Short task ▸ Each entry must appear again exactly as it does in the source.

### Data for the task

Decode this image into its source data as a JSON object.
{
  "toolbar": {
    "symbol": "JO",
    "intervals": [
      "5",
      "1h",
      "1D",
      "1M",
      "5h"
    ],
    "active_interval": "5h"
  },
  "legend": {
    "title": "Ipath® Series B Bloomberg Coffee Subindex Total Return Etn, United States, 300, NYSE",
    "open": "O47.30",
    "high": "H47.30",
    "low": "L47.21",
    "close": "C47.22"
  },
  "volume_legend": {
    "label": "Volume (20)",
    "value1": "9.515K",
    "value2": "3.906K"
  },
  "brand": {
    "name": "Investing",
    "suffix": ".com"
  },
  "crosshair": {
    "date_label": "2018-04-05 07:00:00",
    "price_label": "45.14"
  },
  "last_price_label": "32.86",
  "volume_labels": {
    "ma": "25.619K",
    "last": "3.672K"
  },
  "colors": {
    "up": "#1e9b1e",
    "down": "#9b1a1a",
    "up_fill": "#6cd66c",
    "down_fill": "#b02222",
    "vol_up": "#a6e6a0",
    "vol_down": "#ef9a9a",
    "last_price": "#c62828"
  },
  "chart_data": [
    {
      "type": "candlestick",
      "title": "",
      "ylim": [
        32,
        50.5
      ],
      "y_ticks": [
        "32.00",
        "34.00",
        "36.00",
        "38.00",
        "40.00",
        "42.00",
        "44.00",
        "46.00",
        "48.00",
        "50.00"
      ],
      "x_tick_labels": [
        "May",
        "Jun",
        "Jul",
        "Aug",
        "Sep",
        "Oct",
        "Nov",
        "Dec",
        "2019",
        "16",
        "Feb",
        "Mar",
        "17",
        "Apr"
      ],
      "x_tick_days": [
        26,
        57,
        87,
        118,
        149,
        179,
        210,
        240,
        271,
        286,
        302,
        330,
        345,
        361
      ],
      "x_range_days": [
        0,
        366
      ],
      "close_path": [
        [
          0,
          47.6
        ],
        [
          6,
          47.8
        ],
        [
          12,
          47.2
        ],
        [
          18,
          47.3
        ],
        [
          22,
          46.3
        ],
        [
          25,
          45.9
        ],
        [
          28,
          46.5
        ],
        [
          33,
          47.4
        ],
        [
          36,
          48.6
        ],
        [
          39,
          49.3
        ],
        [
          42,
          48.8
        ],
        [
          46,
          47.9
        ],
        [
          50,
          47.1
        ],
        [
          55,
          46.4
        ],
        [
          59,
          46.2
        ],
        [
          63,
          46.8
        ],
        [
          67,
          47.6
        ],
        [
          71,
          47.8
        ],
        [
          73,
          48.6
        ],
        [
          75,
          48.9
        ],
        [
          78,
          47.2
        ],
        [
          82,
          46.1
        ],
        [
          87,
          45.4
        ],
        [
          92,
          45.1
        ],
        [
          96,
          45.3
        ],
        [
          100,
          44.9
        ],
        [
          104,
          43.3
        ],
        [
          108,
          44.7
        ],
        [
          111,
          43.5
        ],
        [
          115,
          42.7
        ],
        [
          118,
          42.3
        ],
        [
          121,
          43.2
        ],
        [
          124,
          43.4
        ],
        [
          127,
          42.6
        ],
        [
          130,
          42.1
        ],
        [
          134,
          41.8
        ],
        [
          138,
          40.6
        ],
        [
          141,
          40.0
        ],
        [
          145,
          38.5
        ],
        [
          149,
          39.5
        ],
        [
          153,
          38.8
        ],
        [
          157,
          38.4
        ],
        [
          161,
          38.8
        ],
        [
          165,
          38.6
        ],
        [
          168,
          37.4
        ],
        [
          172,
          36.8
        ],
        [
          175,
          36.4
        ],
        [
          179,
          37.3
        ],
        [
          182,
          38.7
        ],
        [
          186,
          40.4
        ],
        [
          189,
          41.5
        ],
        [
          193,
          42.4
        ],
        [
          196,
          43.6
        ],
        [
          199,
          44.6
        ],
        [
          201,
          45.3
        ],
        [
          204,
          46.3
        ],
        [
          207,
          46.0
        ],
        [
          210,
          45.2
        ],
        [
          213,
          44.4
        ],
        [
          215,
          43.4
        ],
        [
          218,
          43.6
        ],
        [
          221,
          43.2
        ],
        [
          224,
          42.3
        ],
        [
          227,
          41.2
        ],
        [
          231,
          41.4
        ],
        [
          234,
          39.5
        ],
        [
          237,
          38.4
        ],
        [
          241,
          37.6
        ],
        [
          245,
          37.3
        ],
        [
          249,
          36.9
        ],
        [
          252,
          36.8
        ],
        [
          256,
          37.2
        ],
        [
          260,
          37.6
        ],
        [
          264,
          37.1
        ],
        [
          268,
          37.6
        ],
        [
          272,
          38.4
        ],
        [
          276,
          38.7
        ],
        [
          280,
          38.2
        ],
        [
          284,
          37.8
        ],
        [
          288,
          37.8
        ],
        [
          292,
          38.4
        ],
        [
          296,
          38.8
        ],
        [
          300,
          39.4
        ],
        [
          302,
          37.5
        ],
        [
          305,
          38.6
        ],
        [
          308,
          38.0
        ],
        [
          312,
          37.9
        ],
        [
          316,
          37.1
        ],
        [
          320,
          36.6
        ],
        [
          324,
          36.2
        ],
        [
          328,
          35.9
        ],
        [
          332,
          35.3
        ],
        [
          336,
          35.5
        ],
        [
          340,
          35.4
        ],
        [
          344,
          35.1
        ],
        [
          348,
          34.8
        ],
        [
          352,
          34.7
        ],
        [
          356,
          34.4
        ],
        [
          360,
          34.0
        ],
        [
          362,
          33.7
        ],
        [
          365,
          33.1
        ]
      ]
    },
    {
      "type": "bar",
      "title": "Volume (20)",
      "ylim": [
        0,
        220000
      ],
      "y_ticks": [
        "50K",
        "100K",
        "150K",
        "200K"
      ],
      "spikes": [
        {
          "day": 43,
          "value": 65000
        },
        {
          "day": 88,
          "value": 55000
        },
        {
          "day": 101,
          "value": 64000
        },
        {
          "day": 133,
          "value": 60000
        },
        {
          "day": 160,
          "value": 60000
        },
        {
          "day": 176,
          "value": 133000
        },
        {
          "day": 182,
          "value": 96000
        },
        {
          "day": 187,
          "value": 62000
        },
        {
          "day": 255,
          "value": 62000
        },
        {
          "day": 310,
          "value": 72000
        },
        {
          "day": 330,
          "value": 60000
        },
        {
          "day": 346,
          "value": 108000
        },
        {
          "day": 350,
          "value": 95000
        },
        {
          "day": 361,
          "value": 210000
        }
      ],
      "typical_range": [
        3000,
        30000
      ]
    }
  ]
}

######

Exercise solution ▸
Decode this image into its source data as a JSON object.
{
  "toolbar": {
    "symbol": "JO",
    "intervals": [
      "5",
      "1h",
      "1D",
      "1M",
      "5h"
    ],
    "active_interval": "5h"
  },
  "legend": {
    "title": "Ipath® Series B Bloomberg Coffee Subindex Total Return Etn, United States, 300, NYSE",
    "open": "O47.30",
    "high": "H47.30",
    "low": "L47.21",
    "close": "C47.22"
  },
  "volume_legend": {
    "label": "Volume (20)",
    "value1": "9.515K",
    "value2": "3.906K"
  },
  "brand": {
    "name": "Investing",
    "suffix": ".com"
  },
  "crosshair": {
    "date_label": "2018-04-05 07:00:00",
    "price_label": "45.14"
  },
  "last_price_label": "32.86",
  "volume_labels": {
    "ma": "25.619K",
    "last": "3.672K"
  },
  "colors": {
    "up": "#1e9b1e",
    "down": "#9b1a1a",
    "up_fill": "#6cd66c",
    "down_fill": "#b02222",
    "vol_up": "#a6e6a0",
    "vol_down": "#ef9a9a",
    "last_price": "#c62828"
  },
  "chart_data": [
    {
      "type": "candlestick",
      "title": "",
      "ylim": [
        32,
        50.5
      ],
      "y_ticks": [
        "32.00",
        "34.00",
        "36.00",
        "38.00",
        "40.00",
        "42.00",
        "44.00",
        "46.00",
        "48.00",
        "50.00"
      ],
      "x_tick_labels": [
        "May",
        "Jun",
        "Jul",
        "Aug",
        "Sep",
        "Oct",
        "Nov",
        "Dec",
        "2019",
        "16",
        "Feb",
        "Mar",
        "17",
        "Apr"
      ],
      "x_tick_days": [
        26,
        57,
        87,
        118,
        149,
        179,
        210,
        240,
        271,
        286,
        302,
        330,
        345,
        361
      ],
      "x_range_days": [
        0,
        366
      ],
      "close_path": [
        [
          0,
          47.6
        ],
        [
          6,
          47.8
        ],
        [
          12,
          47.2
        ],
        [
          18,
          47.3
        ],
        [
          22,
          46.3
        ],
        [
          25,
          45.9
        ],
        [
          28,
          46.5
        ],
        [
          33,
          47.4
        ],
        [
          36,
          48.6
        ],
        [
          39,
          49.3
        ],
        [
          42,
          48.8
        ],
        [
          46,
          47.9
        ],
        [
          50,
          47.1
        ],
        [
          55,
          46.4
        ],
        [
          59,
          46.2
        ],
        [
          63,
          46.8
        ],
        [
          67,
          47.6
        ],
        [
          71,
          47.8
        ],
        [
          73,
          48.6
        ],
        [
          75,
          48.9
        ],
        [
          78,
          47.2
        ],
        [
          82,
          46.1
        ],
        [
          87,
          45.4
        ],
        [
          92,
          45.1
        ],
        [
          96,
          45.3
        ],
        [
          100,
          44.9
        ],
        [
          104,
          43.3
        ],
        [
          108,
          44.7
        ],
        [
          111,
          43.5
        ],
        [
          115,
          42.7
        ],
        [
          118,
          42.3
        ],
        [
          121,
          43.2
        ],
        [
          124,
          43.4
        ],
        [
          127,
          42.6
        ],
        [
          130,
          42.1
        ],
        [
          134,
          41.8
        ],
        [
          138,
          40.6
        ],
        [
          141,
          40.0
        ],
        [
          145,
          38.5
        ],
        [
          149,
          39.5
        ],
        [
          153,
          38.8
        ],
        [
          157,
          38.4
        ],
        [
          161,
          38.8
        ],
        [
          165,
          38.6
        ],
        [
          168,
          37.4
        ],
        [
          172,
          36.8
        ],
        [
          175,
          36.4
        ],
        [
          179,
          37.3
        ],
        [
          182,
          38.7
        ],
        [
          186,
          40.4
        ],
        [
          189,
          41.5
        ],
        [
          193,
          42.4
        ],
        [
          196,
          43.6
        ],
        [
          199,
          44.6
        ],
        [
          201,
          45.3
        ],
        [
          204,
          46.3
        ],
        [
          207,
          46.0
        ],
        [
          210,
          45.2
        ],
        [
          213,
          44.4
        ],
        [
          215,
          43.4
        ],
        [
          218,
          43.6
        ],
        [
          221,
          43.2
        ],
        [
          224,
          42.3
        ],
        [
          227,
          41.2
        ],
        [
          231,
          41.4
        ],
        [
          234,
          39.5
        ],
        [
          237,
          38.4
        ],
        [
          241,
          37.6
        ],
        [
          245,
          37.3
        ],
        [
          249,
          36.9
        ],
        [
          252,
          36.8
        ],
        [
          256,
          37.2
        ],
        [
          260,
          37.6
        ],
        [
          264,
          37.1
        ],
        [
          268,
          37.6
        ],
        [
          272,
          38.4
        ],
        [
          276,
          38.7
        ],
        [
          280,
          38.2
        ],
        [
          284,
          37.8
        ],
        [
          288,
          37.8
        ],
        [
          292,
          38.4
        ],
        [
          296,
          38.8
        ],
        [
          300,
          39.4
        ],
        [
          302,
          37.5
        ],
        [
          305,
          38.6
        ],
        [
          308,
          38.0
        ],
        [
          312,
          37.9
        ],
        [
          316,
          37.1
        ],
        [
          320,
          36.6
        ],
        [
          324,
          36.2
        ],
        [
          328,
          35.9
        ],
        [
          332,
          35.3
        ],
        [
          336,
          35.5
        ],
        [
          340,
          35.4
        ],
        [
          344,
          35.1
        ],
        [
          348,
          34.8
        ],
        [
          352,
          34.7
        ],
        [
          356,
          34.4
        ],
        [
          360,
          34.0
        ],
        [
          362,
          33.7
        ],
        [
          365,
          33.1
        ]
      ]
    },
    {
      "type": "bar",
      "title": "Volume (20)",
      "ylim": [
        0,
        220000
      ],
      "y_ticks": [
        "50K",
        "100K",
        "150K",
        "200K"
      ],
      "spikes": [
        {
          "day": 43,
          "value": 65000
        },
        {
          "day": 88,
          "value": 55000
        },
        {
          "day": 101,
          "value": 64000
        },
        {
          "day": 133,
          "value": 60000
        },
        {
          "day": 160,
          "value": 60000
        },
        {
          "day": 176,
          "value": 133000
        },
        {
          "day": 182,
          "value": 96000
        },
        {
          "day": 187,
          "value": 62000
        },
        {
          "day": 255,
          "value": 62000
        },
        {
          "day": 310,
          "value": 72000
        },
        {
          "day": 330,
          "value": 60000
        },
        {
          "day": 346,
          "value": 108000
        },
        {
          "day": 350,
          "value": 95000
        },
        {
          "day": 361,
          "value": 210000
        }
      ],
      "typical_range": [
        3000,
        30000
      ]
    }
  ]
}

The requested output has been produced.